(DATA SUPPLIED)

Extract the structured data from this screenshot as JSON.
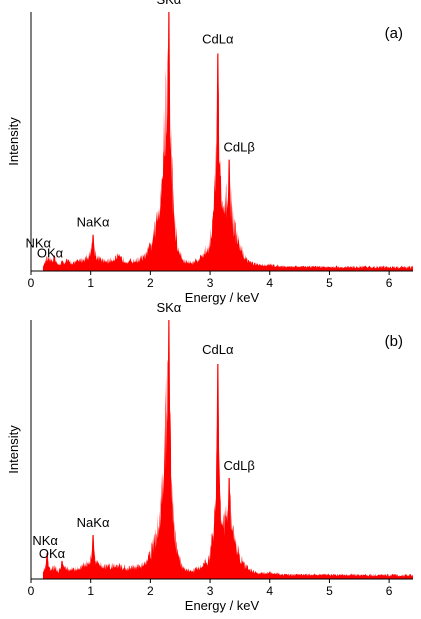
{
  "accent_color": "#ff0000",
  "chart_data": [
    {
      "type": "area",
      "panel_label": "(a)",
      "xlabel": "Energy / keV",
      "ylabel": "Intensity",
      "xlim": [
        0,
        6.4
      ],
      "ylim": [
        0,
        1
      ],
      "xticks": [
        0,
        1,
        2,
        3,
        4,
        5,
        6
      ],
      "y_tick_labels": false,
      "color": "#ff0000",
      "baseline": 0.015,
      "peaks": [
        {
          "label": "NKα",
          "energy": 0.39,
          "height": 0.06
        },
        {
          "label": "OKα",
          "energy": 0.52,
          "height": 0.04
        },
        {
          "label": "NaKα",
          "energy": 1.04,
          "height": 0.14
        },
        {
          "label": "SKα",
          "energy": 2.31,
          "height": 1.0
        },
        {
          "label": "CdLα",
          "energy": 3.13,
          "height": 0.84
        },
        {
          "label": "CdLβ",
          "energy": 3.32,
          "height": 0.43
        }
      ],
      "x": [
        0.2,
        0.26,
        0.3,
        0.39,
        0.45,
        0.52,
        0.6,
        0.7,
        0.8,
        0.9,
        0.98,
        1.04,
        1.1,
        1.2,
        1.3,
        1.45,
        1.6,
        1.75,
        1.9,
        2.0,
        2.08,
        2.15,
        2.2,
        2.25,
        2.28,
        2.31,
        2.34,
        2.38,
        2.45,
        2.55,
        2.7,
        2.85,
        2.98,
        3.05,
        3.1,
        3.13,
        3.16,
        3.2,
        3.25,
        3.3,
        3.32,
        3.35,
        3.4,
        3.5,
        3.6,
        3.7,
        3.8,
        4.0,
        4.3,
        4.7,
        5.2,
        5.8,
        6.4
      ],
      "y": [
        0.02,
        0.06,
        0.05,
        0.06,
        0.03,
        0.04,
        0.05,
        0.04,
        0.05,
        0.06,
        0.08,
        0.14,
        0.07,
        0.05,
        0.05,
        0.07,
        0.05,
        0.05,
        0.07,
        0.12,
        0.2,
        0.32,
        0.5,
        0.75,
        0.9,
        1.0,
        0.7,
        0.35,
        0.12,
        0.05,
        0.04,
        0.07,
        0.12,
        0.25,
        0.55,
        0.84,
        0.6,
        0.28,
        0.3,
        0.4,
        0.43,
        0.35,
        0.22,
        0.12,
        0.06,
        0.04,
        0.03,
        0.03,
        0.02,
        0.02,
        0.015,
        0.012,
        0.01
      ]
    },
    {
      "type": "area",
      "panel_label": "(b)",
      "xlabel": "Energy / keV",
      "ylabel": "Intensity",
      "xlim": [
        0,
        6.4
      ],
      "ylim": [
        0,
        1
      ],
      "xticks": [
        0,
        1,
        2,
        3,
        4,
        5,
        6
      ],
      "y_tick_labels": false,
      "color": "#ff0000",
      "baseline": 0.015,
      "peaks": [
        {
          "label": "NKα",
          "energy": 0.27,
          "height": 0.1
        },
        {
          "label": "OKα",
          "energy": 0.52,
          "height": 0.07
        },
        {
          "label": "NaKα",
          "energy": 1.04,
          "height": 0.17
        },
        {
          "label": "SKα",
          "energy": 2.31,
          "height": 1.0
        },
        {
          "label": "CdLα",
          "energy": 3.13,
          "height": 0.83
        },
        {
          "label": "CdLβ",
          "energy": 3.32,
          "height": 0.39
        }
      ],
      "x": [
        0.2,
        0.27,
        0.32,
        0.4,
        0.46,
        0.52,
        0.6,
        0.7,
        0.8,
        0.9,
        0.98,
        1.04,
        1.1,
        1.2,
        1.3,
        1.45,
        1.6,
        1.75,
        1.9,
        2.0,
        2.08,
        2.15,
        2.2,
        2.25,
        2.28,
        2.31,
        2.34,
        2.38,
        2.45,
        2.55,
        2.7,
        2.85,
        2.98,
        3.05,
        3.1,
        3.13,
        3.16,
        3.2,
        3.25,
        3.3,
        3.32,
        3.35,
        3.4,
        3.5,
        3.6,
        3.7,
        3.8,
        4.0,
        4.3,
        4.7,
        5.2,
        5.8,
        6.4
      ],
      "y": [
        0.03,
        0.1,
        0.05,
        0.06,
        0.04,
        0.07,
        0.05,
        0.05,
        0.05,
        0.07,
        0.09,
        0.17,
        0.08,
        0.07,
        0.06,
        0.07,
        0.05,
        0.06,
        0.07,
        0.12,
        0.2,
        0.3,
        0.45,
        0.72,
        0.88,
        1.0,
        0.68,
        0.33,
        0.12,
        0.05,
        0.04,
        0.06,
        0.1,
        0.22,
        0.5,
        0.83,
        0.55,
        0.26,
        0.28,
        0.36,
        0.39,
        0.32,
        0.2,
        0.11,
        0.06,
        0.04,
        0.03,
        0.03,
        0.02,
        0.02,
        0.015,
        0.012,
        0.01
      ]
    }
  ]
}
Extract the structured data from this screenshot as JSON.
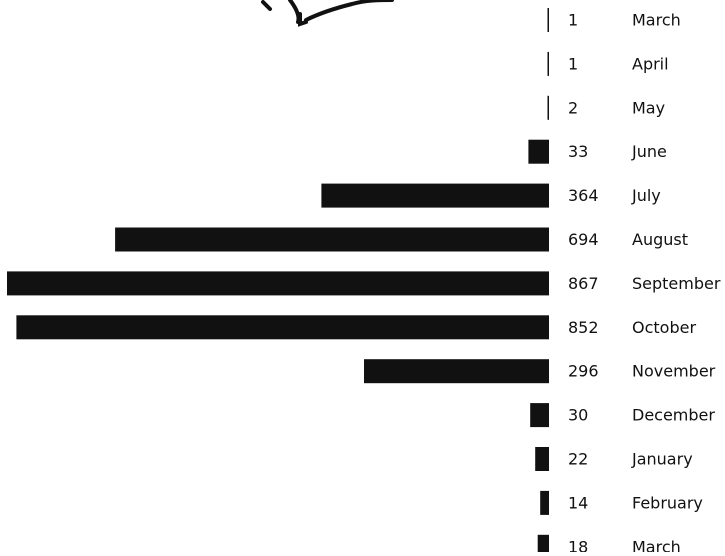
{
  "chart_data": {
    "type": "bar",
    "orientation": "horizontal",
    "categories": [
      "March",
      "April",
      "May",
      "June",
      "July",
      "August",
      "September",
      "October",
      "November",
      "December",
      "January",
      "February",
      "March"
    ],
    "values": [
      1,
      1,
      2,
      33,
      364,
      694,
      867,
      852,
      296,
      30,
      22,
      14,
      18
    ],
    "bar_color": "#111111",
    "grid": false,
    "legend": "none"
  }
}
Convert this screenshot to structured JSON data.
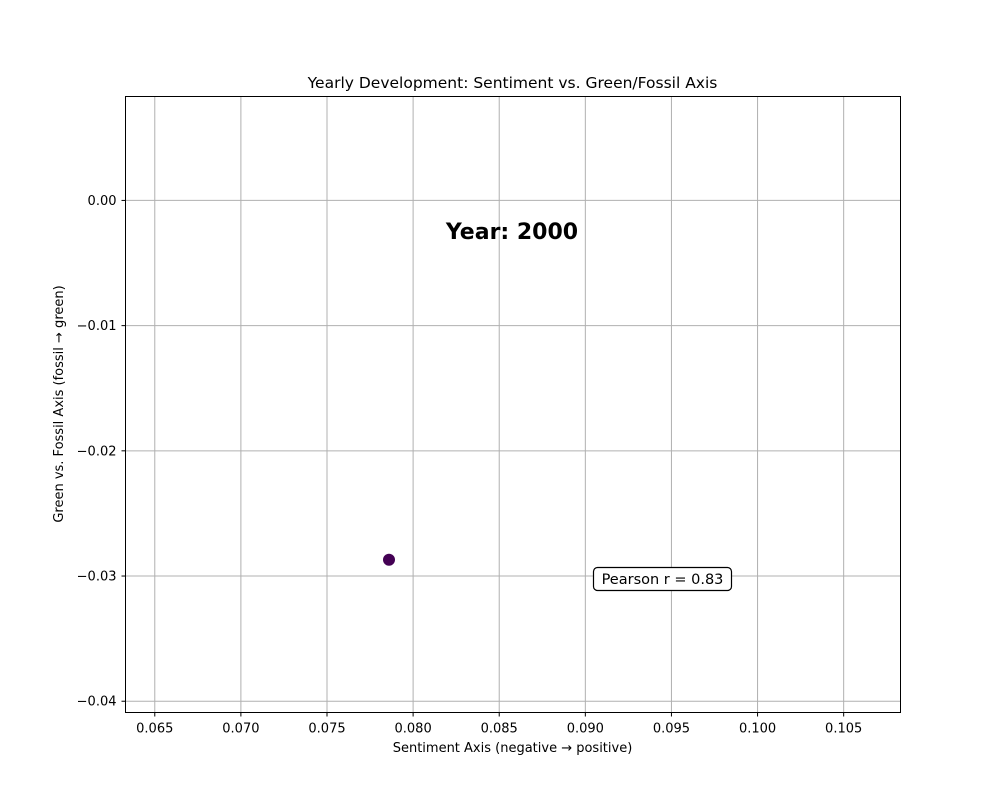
{
  "chart_data": {
    "type": "scatter",
    "title": "Yearly Development: Sentiment vs. Green/Fossil Axis",
    "xlabel": "Sentiment Axis (negative → positive)",
    "ylabel": "Green vs. Fossil Axis (fossil → green)",
    "xlim": [
      0.0633,
      0.1083
    ],
    "ylim": [
      -0.0409,
      0.0083
    ],
    "xticks": [
      0.065,
      0.07,
      0.075,
      0.08,
      0.085,
      0.09,
      0.095,
      0.1,
      0.105
    ],
    "xtick_labels": [
      "0.065",
      "0.070",
      "0.075",
      "0.080",
      "0.085",
      "0.090",
      "0.095",
      "0.100",
      "0.105"
    ],
    "yticks": [
      0.0,
      -0.01,
      -0.02,
      -0.03,
      -0.04
    ],
    "ytick_labels": [
      "0.00",
      "−0.01",
      "−0.02",
      "−0.03",
      "−0.04"
    ],
    "grid": true,
    "points": [
      {
        "x": 0.0786,
        "y": -0.0287,
        "year": 2000
      }
    ],
    "point_color": "#440154",
    "annotations": {
      "year_label": "Year: 2000",
      "pearson_label": "Pearson r = 0.83"
    }
  }
}
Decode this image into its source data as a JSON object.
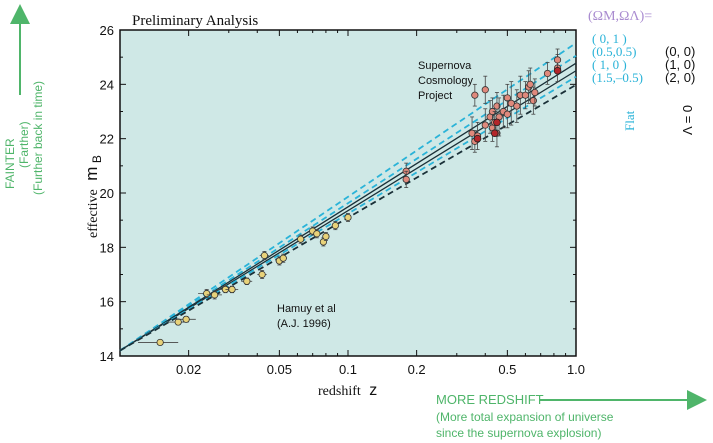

(DESCRIPTION OF THE TASK) Among these entries, how many lines include the string "Fossil"? Reply with the number by itself.

(EXERCISE OUTPUT) 2